## begin SOURCE MATERIAL

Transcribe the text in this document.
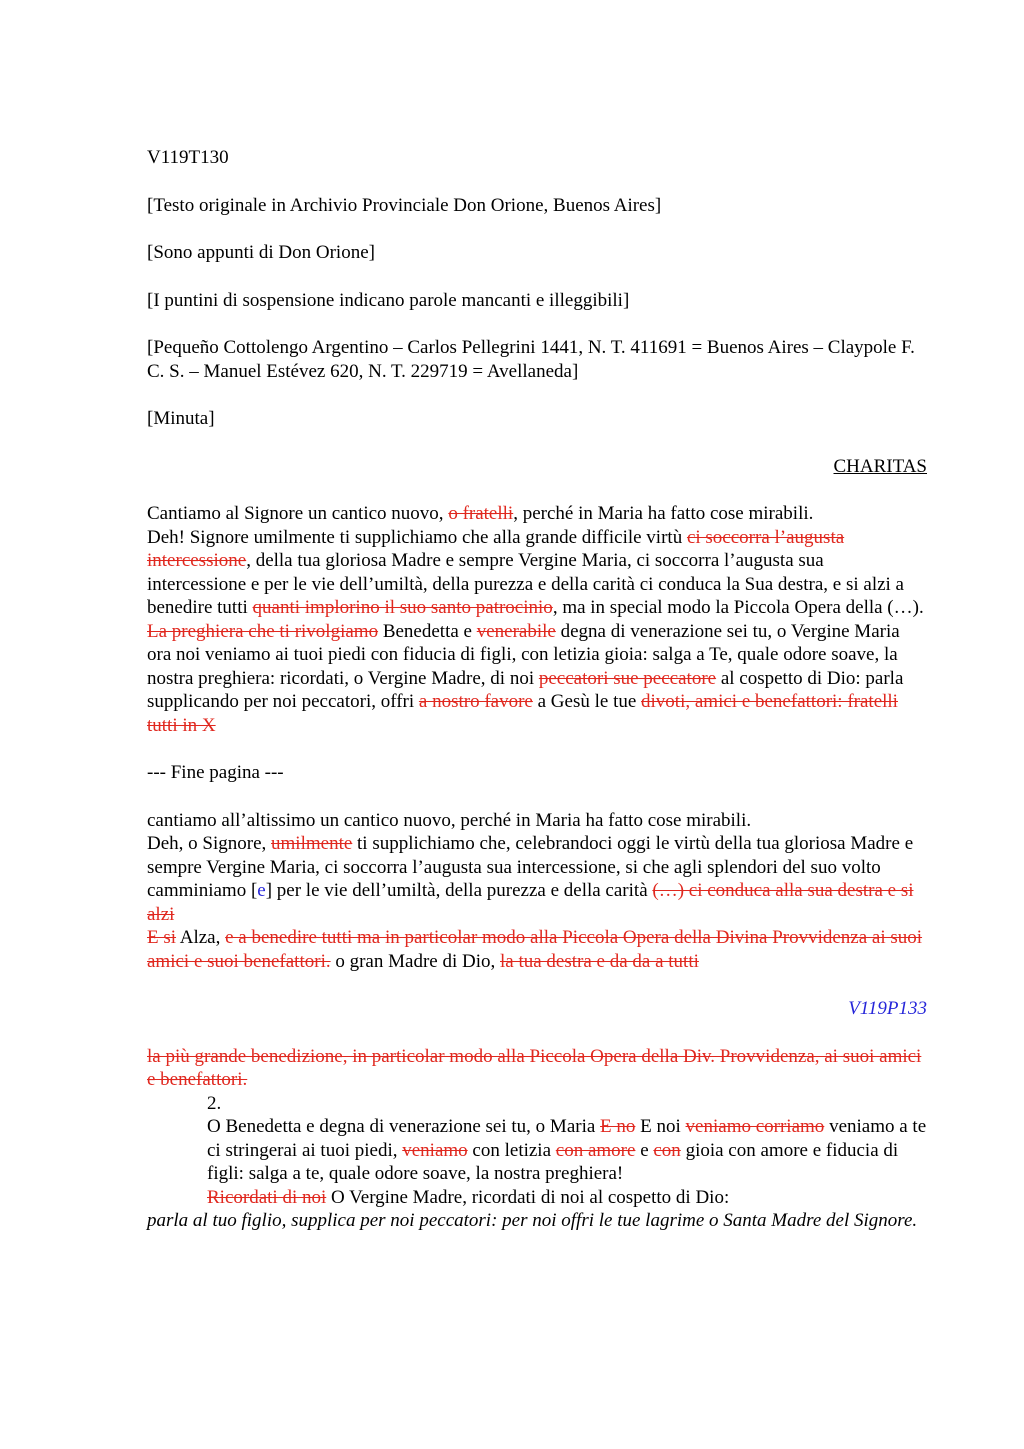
V119T130

[Testo originale in Archivio Provinciale Don Orione, Buenos Aires]

[Sono appunti di Don Orione]

[I puntini di sospensione indicano parole mancanti e illeggibili]

[Pequeño Cottolengo Argentino – Carlos Pellegrini 1441, N. T. 411691 = Buenos Aires – Claypole F. C. S. – Manuel Estévez 620, N. T. 229719 = Avellaneda]

[Minuta]

CHARITAS

Cantiamo al Signore un cantico nuovo, o fratelli, perché in Maria ha fatto cose mirabili.
Deh! Signore umilmente ti supplichiamo che alla grande difficile virtù ci soccorra l’augusta intercessione, della tua gloriosa Madre e sempre Vergine Maria, ci soccorra l’augusta sua intercessione e per le vie dell’umiltà, della purezza e della carità ci conduca la Sua destra, e si alzi a benedire tutti quanti implorino il suo santo patrocinio, ma in special modo la Piccola Opera della (…).
La preghiera che ti rivolgiamo Benedetta e venerabile degna di venerazione sei tu, o Vergine Maria ora noi veniamo ai tuoi piedi con fiducia di figli, con letizia gioia: salga a Te, quale odore soave, la nostra preghiera: ricordati, o Vergine Madre, di noi peccatori sue peccatore al cospetto di Dio: parla supplicando per noi peccatori, offri a nostro favore a Gesù le tue divoti, amici e benefattori: fratelli tutti in X

--- Fine pagina ---

cantiamo all’altissimo un cantico nuovo, perché in Maria ha fatto cose mirabili.
Deh, o Signore, umilmente ti supplichiamo che, celebrandoci oggi le virtù della tua gloriosa Madre e sempre Vergine Maria, ci soccorra l’augusta sua intercessione, si che agli splendori del suo volto camminiamo [e] per le vie dell’umiltà, della purezza e della carità (…) ci conduca alla sua destra e si alzi
E si Alza, e a benedire tutti ma in particolar modo alla Piccola Opera della Divina Provvidenza ai suoi amici e suoi benefattori. o gran Madre di Dio, la tua destra e da da a tutti

V119P133

la più grande benedizione, in particolar modo alla Piccola Opera della Div. Provvidenza, ai suoi amici e benefattori.

2.

O Benedetta e degna di venerazione sei tu, o Maria E no E noi veniamo corriamo veniamo a te ci stringerai ai tuoi piedi, veniamo con letizia con amore e con gioia con amore e fiducia di figli: salga a te, quale odore soave, la nostra preghiera!

Ricordati di noi O Vergine Madre, ricordati di noi al cospetto di Dio:

parla al tuo figlio, supplica per noi peccatori: per noi offri le tue lagrime o Santa Madre del Signore.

## end SOURCE MATERIAL

■ TASK REQUIREMENTS
Take each line of the material that contains the word "fiducia" and list it.

■ EXERCISE RESPONSE
La preghiera che ti rivolgiamo Benedetta e venerabile degna di venerazione sei tu, o Vergine Maria ora noi veniamo ai tuoi piedi con fiducia di figli, con letizia gioia: salga a Te, quale odore soave, la nostra preghiera: ricordati, o Vergine Madre, di noi peccatori sue peccatore al cospetto di Dio: parla supplicando per noi peccatori, offri a nostro favore a Gesù le tue divoti, amici e benefattori: fratelli tutti in X
O Benedetta e degna di venerazione sei tu, o Maria E no E noi veniamo corriamo veniamo a te ci stringerai ai tuoi piedi, veniamo con letizia con amore e con gioia con amore e fiducia di figli: salga a te, quale odore soave, la nostra preghiera!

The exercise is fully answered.